WHAT YOU WILL DO »
Search the entries for the word "JSON" and pull out each line that has it.

Records about charts and figures:
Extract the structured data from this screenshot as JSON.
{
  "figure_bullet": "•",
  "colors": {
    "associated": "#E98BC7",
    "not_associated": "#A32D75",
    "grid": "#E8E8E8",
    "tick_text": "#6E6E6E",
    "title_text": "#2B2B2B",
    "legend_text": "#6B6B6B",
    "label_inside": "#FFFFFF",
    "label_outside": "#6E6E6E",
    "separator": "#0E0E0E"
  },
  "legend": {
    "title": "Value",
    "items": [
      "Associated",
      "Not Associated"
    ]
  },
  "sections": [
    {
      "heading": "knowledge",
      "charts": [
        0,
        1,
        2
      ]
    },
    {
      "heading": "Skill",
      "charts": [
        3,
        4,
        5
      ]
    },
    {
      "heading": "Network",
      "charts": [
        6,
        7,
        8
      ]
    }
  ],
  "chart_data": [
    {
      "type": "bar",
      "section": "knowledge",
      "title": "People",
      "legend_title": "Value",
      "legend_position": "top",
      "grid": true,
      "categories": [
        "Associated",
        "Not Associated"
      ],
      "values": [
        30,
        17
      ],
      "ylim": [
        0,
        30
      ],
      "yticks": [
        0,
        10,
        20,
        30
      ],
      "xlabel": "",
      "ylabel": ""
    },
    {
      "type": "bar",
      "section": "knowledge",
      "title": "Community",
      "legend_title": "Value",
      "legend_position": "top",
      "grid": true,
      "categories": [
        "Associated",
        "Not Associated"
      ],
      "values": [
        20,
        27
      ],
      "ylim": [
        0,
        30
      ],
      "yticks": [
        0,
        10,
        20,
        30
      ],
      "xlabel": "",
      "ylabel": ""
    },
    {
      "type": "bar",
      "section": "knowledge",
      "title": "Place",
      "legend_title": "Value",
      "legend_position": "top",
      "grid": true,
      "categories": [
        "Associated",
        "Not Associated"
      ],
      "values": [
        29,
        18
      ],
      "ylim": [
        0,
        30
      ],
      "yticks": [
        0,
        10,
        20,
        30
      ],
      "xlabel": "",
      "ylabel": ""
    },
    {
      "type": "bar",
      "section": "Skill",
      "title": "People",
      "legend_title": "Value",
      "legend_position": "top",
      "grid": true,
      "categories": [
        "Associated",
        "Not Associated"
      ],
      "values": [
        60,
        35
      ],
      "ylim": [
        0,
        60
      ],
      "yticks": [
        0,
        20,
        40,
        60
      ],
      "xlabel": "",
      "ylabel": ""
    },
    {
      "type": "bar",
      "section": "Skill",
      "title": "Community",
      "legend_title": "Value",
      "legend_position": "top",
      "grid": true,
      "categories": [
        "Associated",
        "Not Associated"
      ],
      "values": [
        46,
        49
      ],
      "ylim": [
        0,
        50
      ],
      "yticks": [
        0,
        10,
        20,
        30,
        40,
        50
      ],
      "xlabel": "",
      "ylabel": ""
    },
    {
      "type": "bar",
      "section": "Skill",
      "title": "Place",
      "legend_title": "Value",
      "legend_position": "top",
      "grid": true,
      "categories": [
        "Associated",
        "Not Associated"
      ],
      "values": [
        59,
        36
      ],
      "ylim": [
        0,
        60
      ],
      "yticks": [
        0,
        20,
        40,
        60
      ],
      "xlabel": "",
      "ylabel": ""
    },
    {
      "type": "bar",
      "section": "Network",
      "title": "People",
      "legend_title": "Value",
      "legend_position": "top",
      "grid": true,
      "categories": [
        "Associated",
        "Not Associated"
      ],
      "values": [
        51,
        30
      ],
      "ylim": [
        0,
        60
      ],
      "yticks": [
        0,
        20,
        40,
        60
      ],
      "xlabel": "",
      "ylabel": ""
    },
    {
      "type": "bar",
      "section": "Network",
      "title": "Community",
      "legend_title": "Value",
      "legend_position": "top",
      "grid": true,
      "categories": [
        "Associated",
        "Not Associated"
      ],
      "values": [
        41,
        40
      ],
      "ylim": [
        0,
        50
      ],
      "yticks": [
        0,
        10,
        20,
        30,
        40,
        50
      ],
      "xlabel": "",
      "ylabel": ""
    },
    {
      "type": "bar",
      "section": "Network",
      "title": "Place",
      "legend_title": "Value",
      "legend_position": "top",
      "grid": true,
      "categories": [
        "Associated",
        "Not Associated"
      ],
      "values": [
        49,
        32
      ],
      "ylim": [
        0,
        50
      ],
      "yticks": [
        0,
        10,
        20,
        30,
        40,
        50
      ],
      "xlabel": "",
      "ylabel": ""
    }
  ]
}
---
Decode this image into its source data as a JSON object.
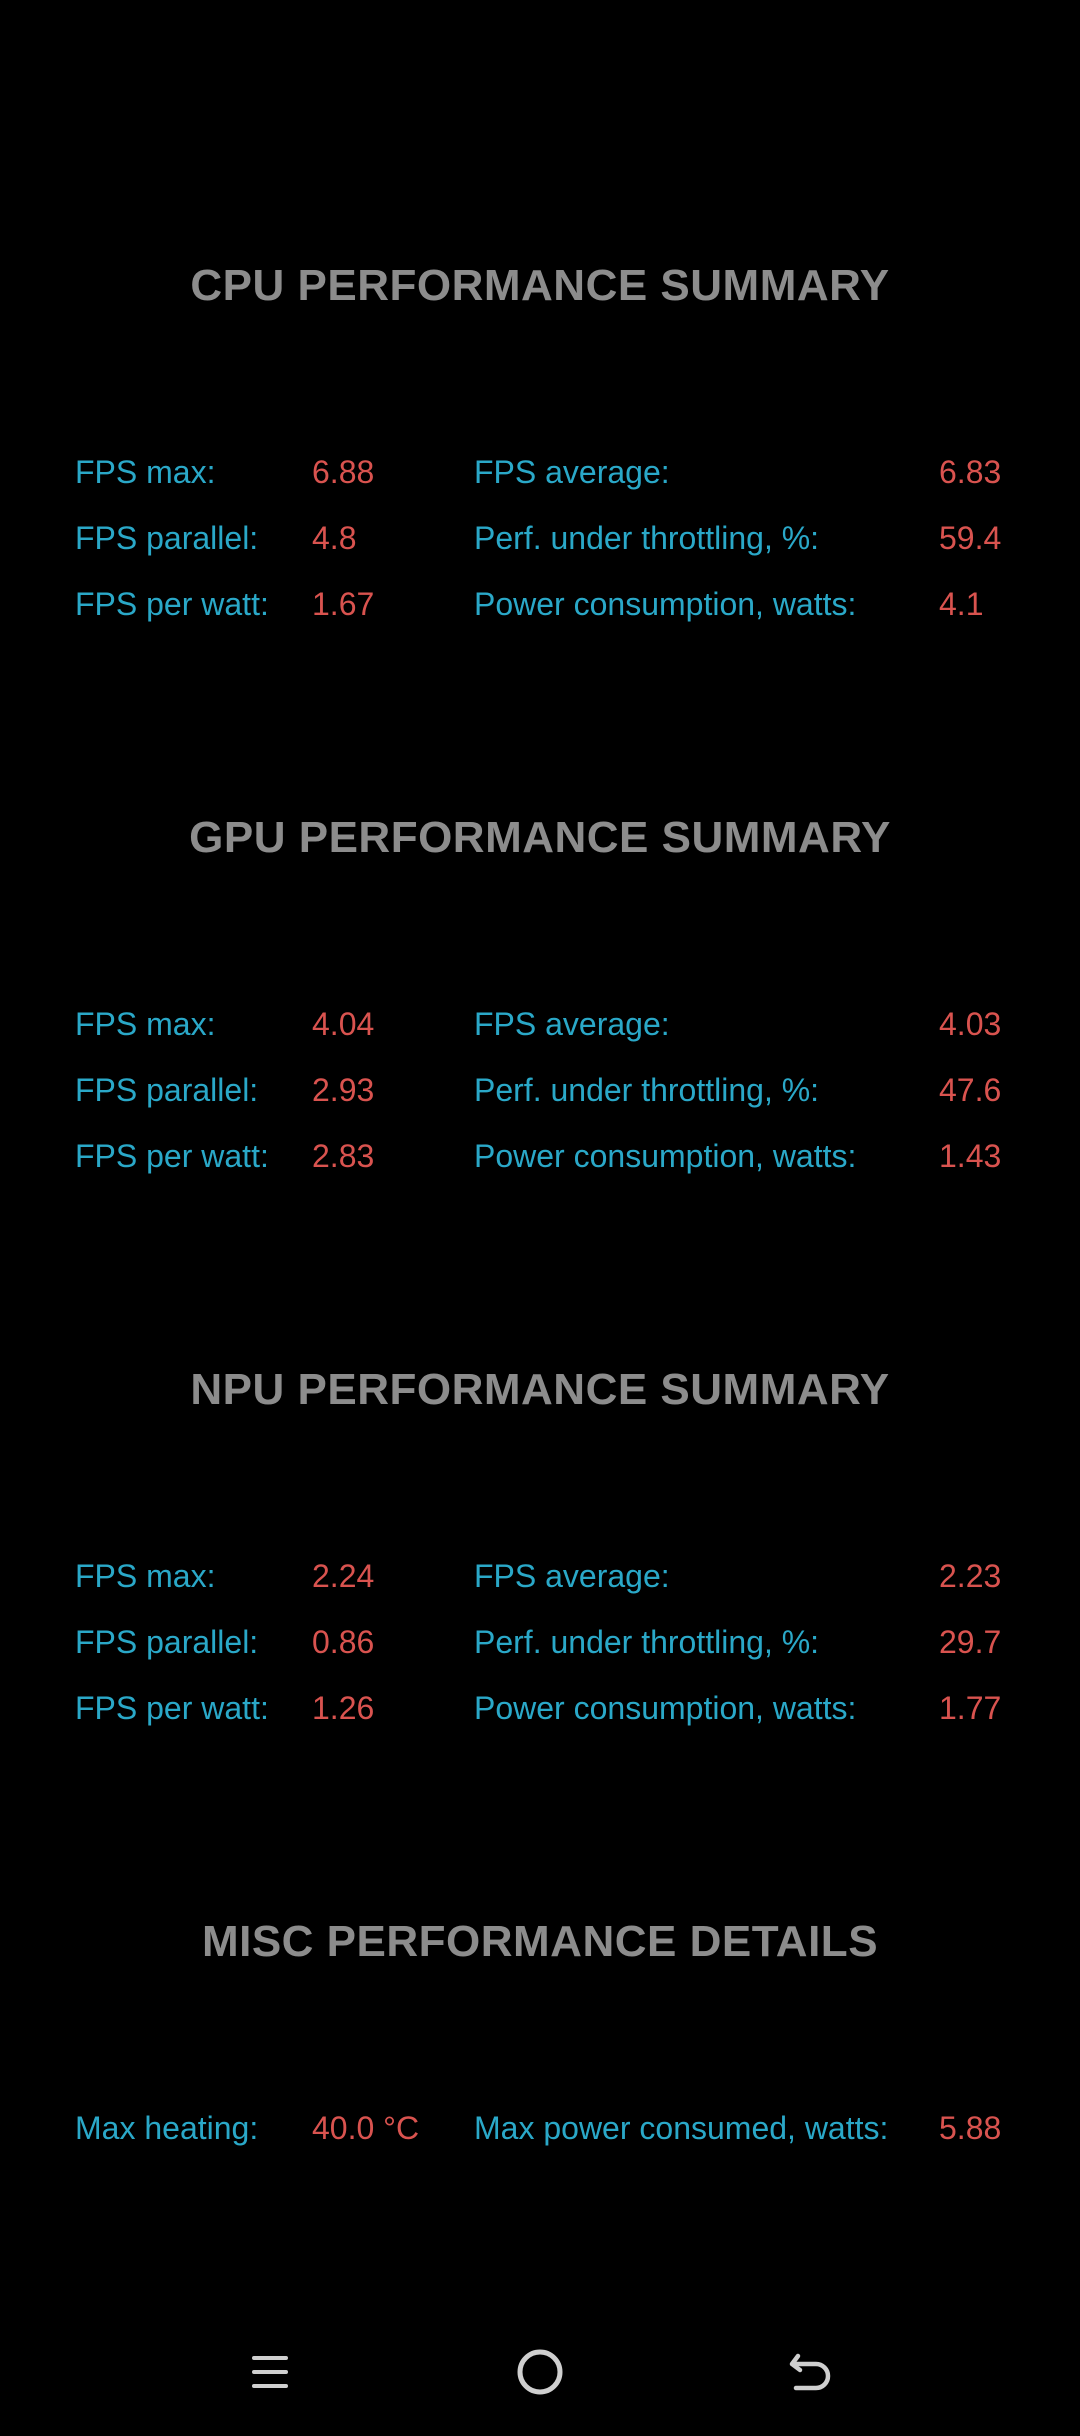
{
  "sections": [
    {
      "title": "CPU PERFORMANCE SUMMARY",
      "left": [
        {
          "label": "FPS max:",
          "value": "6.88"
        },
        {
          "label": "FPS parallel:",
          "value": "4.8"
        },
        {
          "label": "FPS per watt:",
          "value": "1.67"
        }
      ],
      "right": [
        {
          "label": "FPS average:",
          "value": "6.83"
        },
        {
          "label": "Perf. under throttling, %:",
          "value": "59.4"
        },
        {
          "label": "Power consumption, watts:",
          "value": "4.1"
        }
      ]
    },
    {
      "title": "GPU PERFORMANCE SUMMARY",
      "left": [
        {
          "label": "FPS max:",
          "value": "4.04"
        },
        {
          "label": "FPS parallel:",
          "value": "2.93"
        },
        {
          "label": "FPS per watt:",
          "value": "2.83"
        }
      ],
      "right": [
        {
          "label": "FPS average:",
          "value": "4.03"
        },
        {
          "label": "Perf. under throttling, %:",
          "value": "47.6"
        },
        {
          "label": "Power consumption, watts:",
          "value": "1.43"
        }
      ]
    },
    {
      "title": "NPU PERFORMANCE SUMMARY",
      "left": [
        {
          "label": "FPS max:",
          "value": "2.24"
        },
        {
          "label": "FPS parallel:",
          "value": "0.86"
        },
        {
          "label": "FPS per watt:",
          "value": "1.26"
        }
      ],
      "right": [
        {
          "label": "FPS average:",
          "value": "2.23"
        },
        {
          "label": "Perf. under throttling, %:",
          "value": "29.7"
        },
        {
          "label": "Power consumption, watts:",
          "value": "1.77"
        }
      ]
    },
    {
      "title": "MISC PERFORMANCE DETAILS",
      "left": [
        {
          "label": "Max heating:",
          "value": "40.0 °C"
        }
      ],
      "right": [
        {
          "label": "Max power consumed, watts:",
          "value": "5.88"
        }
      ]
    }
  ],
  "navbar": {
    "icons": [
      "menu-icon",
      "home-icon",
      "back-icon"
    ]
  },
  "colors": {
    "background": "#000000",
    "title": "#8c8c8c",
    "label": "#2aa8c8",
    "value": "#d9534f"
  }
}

RESULT OF THE TASK »
Extract the structured data from this screenshot as JSON.
Decode this image into its source data as a JSON object.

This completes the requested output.